++++ DATA FOR PROCESSING ++++

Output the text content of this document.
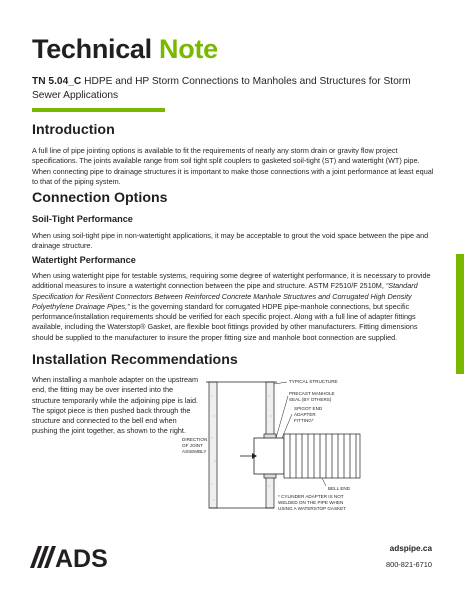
Technical Note
TN 5.04_C HDPE and HP Storm Connections to Manholes and Structures for Storm Sewer Applications
Introduction

A full line of pipe jointing options is available to fit the requirements of nearly any storm drain or gravity flow project specifications. The joints available range from soil tight split couplers to gasketed soil-tight (ST) and watertight (WT) pipe. When connecting pipe to drainage structures it is important to make those connections with a joint performance at least equal to that of the piping system.

Connection Options
Soil-Tight Performance

When using soil-tight pipe in non-watertight applications, it may be acceptable to grout the void space between the pipe and drainage structure.

Watertight Performance

When using watertight pipe for testable systems, requiring some degree of watertight performance, it is necessary to provide additional measures to insure a watertight connection between the pipe and structure. ASTM F2510/F 2510M, “Standard Specification for Resilient Connectors Between Reinforced Concrete Manhole Structures and Corrugated High Density Polyethylene Drainage Pipes,” is the governing standard for corrugated HDPE pipe-manhole connections, but specific performance/installation requirements should be verified for each specific project. Along with a full line of adapter fittings available, including the Waterstop® Gasket, are flexible boot fittings provided by other manufacturers. Fitting dimensions should be supplied to the manufacturer to insure the proper fitting size and manhole boot connection are supplied.

Installation Recommendations

When installing a manhole adapter on the upstream end, the fitting may be over inserted into the structure temporarily while the adjoining pipe is laid. The spigot piece is then pushed back through the structure and connected to the bell end when pushing the joint together, as shown to the right.

TYPICAL STRUCTURE
PRECAST MANHOLE
SEAL (BY OTHERS)
SPIGOT END
ADAPTER
FITTING*
DIRECTION
OF JOINT
ASSEMBLY
BELL END
* CYLINDER ADAPTER IS NOT
WELDED ON THE PIPE WHEN
USING A WATERSTOP GASKET
ADS	adspipe.ca
800-821-6710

++++

Leave the pictures out and copy the rest of the data exactly.

- ANSWER TO THIS TASK:
Output the text content of this document.
Technical Note
TN 5.04_C HDPE and HP Storm Connections to Manholes and Structures for Storm Sewer Applications
Introduction

A full line of pipe jointing options is available to fit the requirements of nearly any storm drain or gravity flow project specifications. The joints available range from soil tight split couplers to gasketed soil-tight (ST) and watertight (WT) pipe. When connecting pipe to drainage structures it is important to make those connections with a joint performance at least equal to that of the piping system.

Connection Options
Soil-Tight Performance

When using soil-tight pipe in non-watertight applications, it may be acceptable to grout the void space between the pipe and drainage structure.

Watertight Performance

When using watertight pipe for testable systems, requiring some degree of watertight performance, it is necessary to provide additional measures to insure a watertight connection between the pipe and structure. ASTM F2510/F 2510M, “Standard Specification for Resilient Connectors Between Reinforced Concrete Manhole Structures and Corrugated High Density Polyethylene Drainage Pipes,” is the governing standard for corrugated HDPE pipe-manhole connections, but specific performance/installation requirements should be verified for each specific project. Along with a full line of adapter fittings available, including the Waterstop® Gasket, are flexible boot fittings provided by other manufacturers. Fitting dimensions should be supplied to the manufacturer to insure the proper fitting size and manhole boot connection are supplied.

Installation Recommendations

When installing a manhole adapter on the upstream end, the fitting may be over inserted into the structure temporarily while the adjoining pipe is laid. The spigot piece is then pushed back through the structure and connected to the bell end when pushing the joint together, as shown to the right.

TYPICAL STRUCTURE
PRECAST MANHOLE
SEAL (BY OTHERS)
SPIGOT END
ADAPTER
FITTING*
DIRECTION
OF JOINT
ASSEMBLY
BELL END
* CYLINDER ADAPTER IS NOT
WELDED ON THE PIPE WHEN
USING A WATERSTOP GASKET
ADS	adspipe.ca
800-821-6710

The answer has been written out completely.